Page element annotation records
····················

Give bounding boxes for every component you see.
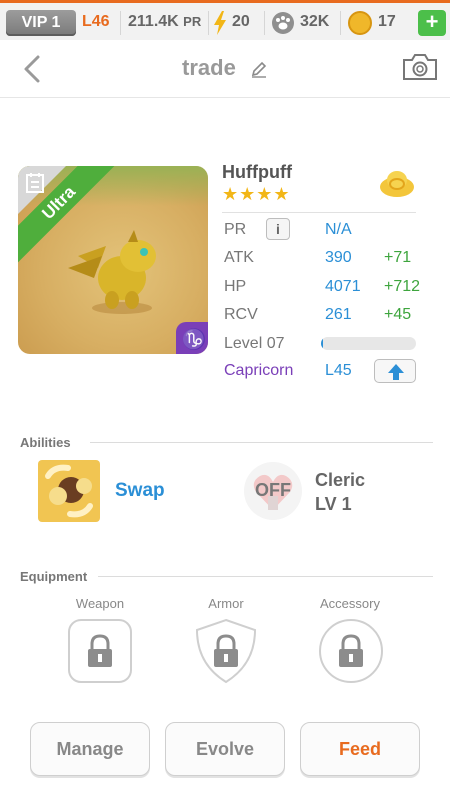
stat-value-hp: 4071 xyxy=(325,278,361,295)
section-divider xyxy=(90,442,433,443)
arrow-up-icon xyxy=(388,364,404,380)
camera-icon[interactable] xyxy=(402,52,438,82)
power-value: 211.4K xyxy=(128,13,179,30)
monster-portrait[interactable]: Ultra ♑ xyxy=(18,166,208,354)
stat-label-hp: HP xyxy=(224,278,247,295)
stat-label-rcv: RCV xyxy=(224,306,258,323)
zodiac-level: L45 xyxy=(325,362,352,379)
energy-bolt-icon xyxy=(214,11,226,35)
section-divider xyxy=(98,576,433,577)
coin-icon xyxy=(348,11,372,35)
page-title: trade xyxy=(0,55,450,81)
stat-value-rcv: 261 xyxy=(325,306,352,323)
slot-label-weapon: Weapon xyxy=(75,596,125,611)
swap-ability-icon[interactable] xyxy=(38,460,100,522)
xp-progress-bar xyxy=(321,337,416,350)
name-divider xyxy=(222,212,416,213)
page-title-text: trade xyxy=(182,55,236,80)
stat-bonus-rcv: +45 xyxy=(384,306,412,323)
ability-name-cleric: Cleric xyxy=(315,470,366,490)
feed-button[interactable]: Feed xyxy=(300,722,420,776)
ability-name-swap[interactable]: Swap xyxy=(115,480,165,502)
coin-count: 17 xyxy=(378,13,396,30)
paw-count: 32K xyxy=(300,13,330,30)
stat-label-atk: ATK xyxy=(224,249,254,266)
stat-value-atk: 390 xyxy=(325,249,352,266)
player-level: L46 xyxy=(82,13,110,30)
power-unit: PR xyxy=(183,14,202,29)
vip-badge[interactable]: VIP 1 xyxy=(6,10,76,36)
stat-label-pr: PR xyxy=(224,221,247,238)
weapon-slot[interactable] xyxy=(67,618,133,684)
element-icon xyxy=(26,173,44,193)
info-button[interactable]: i xyxy=(266,218,290,240)
equipment-heading: Equipment xyxy=(20,569,88,584)
power-rating: 211.4K PR xyxy=(128,13,201,31)
stat-value-pr: N/A xyxy=(325,221,352,238)
manage-button[interactable]: Manage xyxy=(30,722,150,776)
stat-bonus-hp: +712 xyxy=(384,278,421,295)
xp-progress-fill xyxy=(321,337,323,350)
ability-off-label: OFF xyxy=(255,480,291,500)
evolve-button[interactable]: Evolve xyxy=(165,722,285,776)
pencil-icon[interactable] xyxy=(250,60,268,78)
accessory-slot[interactable] xyxy=(318,618,384,684)
zodiac-name: Capricorn xyxy=(224,362,294,379)
monster-name: Huffpuff xyxy=(222,162,292,182)
separator xyxy=(120,11,121,35)
energy-count: 20 xyxy=(232,13,250,30)
armor-slot[interactable] xyxy=(193,618,259,684)
element-cloud-icon xyxy=(380,171,414,197)
monster-image xyxy=(68,230,156,314)
separator xyxy=(264,11,265,35)
abilities-heading: Abilities xyxy=(20,435,71,450)
add-coins-button[interactable]: + xyxy=(418,10,446,36)
status-bar: VIP 1 L46 211.4K PR 20 32K 17 + xyxy=(0,0,450,40)
separator xyxy=(208,11,209,35)
slot-label-accessory: Accessory xyxy=(320,596,380,611)
slot-label-armor: Armor xyxy=(208,596,244,611)
paw-icon xyxy=(272,12,294,34)
stat-bonus-atk: +71 xyxy=(384,249,412,266)
zodiac-upgrade-button[interactable] xyxy=(374,359,416,383)
monster-level: Level 07 xyxy=(224,335,285,352)
page-header: trade xyxy=(0,40,450,98)
ability-level-cleric: LV 1 xyxy=(315,494,352,514)
star-rating: ★★★★ xyxy=(222,184,291,204)
separator xyxy=(340,11,341,35)
zodiac-badge: ♑ xyxy=(176,322,208,354)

····················

Given task
Please reproduce the records above line for line, without any change, omitting the pictures.

Result
Give bounding boxes for every component you see.
stat-value-hp: 4071 xyxy=(325,278,361,295)
section-divider xyxy=(90,442,433,443)
arrow-up-icon xyxy=(388,364,404,380)
camera-icon[interactable] xyxy=(402,52,438,82)
power-value: 211.4K xyxy=(128,13,179,30)
monster-portrait[interactable]: Ultra ♑ xyxy=(18,166,208,354)
stat-label-hp: HP xyxy=(224,278,247,295)
stat-label-rcv: RCV xyxy=(224,306,258,323)
zodiac-level: L45 xyxy=(325,362,352,379)
energy-bolt-icon xyxy=(214,11,226,35)
section-divider xyxy=(98,576,433,577)
coin-icon xyxy=(348,11,372,35)
page-title: trade xyxy=(0,55,450,81)
stat-value-rcv: 261 xyxy=(325,306,352,323)
slot-label-weapon: Weapon xyxy=(75,596,125,611)
swap-ability-icon[interactable] xyxy=(38,460,100,522)
xp-progress-bar xyxy=(321,337,416,350)
name-divider xyxy=(222,212,416,213)
page-title-text: trade xyxy=(182,55,236,80)
stat-bonus-rcv: +45 xyxy=(384,306,412,323)
ability-name-cleric: Cleric xyxy=(315,470,366,490)
feed-button[interactable]: Feed xyxy=(300,722,420,776)
ability-name-swap[interactable]: Swap xyxy=(115,480,165,502)
coin-count: 17 xyxy=(378,13,396,30)
paw-count: 32K xyxy=(300,13,330,30)
stat-label-atk: ATK xyxy=(224,249,254,266)
stat-value-atk: 390 xyxy=(325,249,352,266)
player-level: L46 xyxy=(82,13,110,30)
power-unit: PR xyxy=(183,14,202,29)
vip-badge[interactable]: VIP 1 xyxy=(6,10,76,36)
stat-label-pr: PR xyxy=(224,221,247,238)
weapon-slot[interactable] xyxy=(67,618,133,684)
element-icon xyxy=(26,173,44,193)
info-button[interactable]: i xyxy=(266,218,290,240)
equipment-heading: Equipment xyxy=(20,569,88,584)
power-rating: 211.4K PR xyxy=(128,13,201,31)
stat-value-pr: N/A xyxy=(325,221,352,238)
manage-button[interactable]: Manage xyxy=(30,722,150,776)
stat-bonus-hp: +712 xyxy=(384,278,421,295)
xp-progress-fill xyxy=(321,337,323,350)
ability-off-label: OFF xyxy=(255,480,291,500)
evolve-button[interactable]: Evolve xyxy=(165,722,285,776)
pencil-icon[interactable] xyxy=(250,60,268,78)
accessory-slot[interactable] xyxy=(318,618,384,684)
zodiac-name: Capricorn xyxy=(224,362,294,379)
monster-name: Huffpuff xyxy=(222,162,292,182)
separator xyxy=(120,11,121,35)
energy-count: 20 xyxy=(232,13,250,30)
armor-slot[interactable] xyxy=(193,618,259,684)
element-cloud-icon xyxy=(380,171,414,197)
monster-image xyxy=(68,230,156,314)
separator xyxy=(264,11,265,35)
abilities-heading: Abilities xyxy=(20,435,71,450)
add-coins-button[interactable]: + xyxy=(418,10,446,36)
status-bar: VIP 1 L46 211.4K PR 20 32K 17 + xyxy=(0,0,450,40)
separator xyxy=(208,11,209,35)
slot-label-accessory: Accessory xyxy=(320,596,380,611)
slot-label-armor: Armor xyxy=(208,596,244,611)
paw-icon xyxy=(272,12,294,34)
stat-bonus-atk: +71 xyxy=(384,249,412,266)
zodiac-upgrade-button[interactable] xyxy=(374,359,416,383)
monster-level: Level 07 xyxy=(224,335,285,352)
page-header: trade xyxy=(0,40,450,98)
ability-level-cleric: LV 1 xyxy=(315,494,352,514)
star-rating: ★★★★ xyxy=(222,184,291,204)
separator xyxy=(340,11,341,35)
zodiac-badge: ♑ xyxy=(176,322,208,354)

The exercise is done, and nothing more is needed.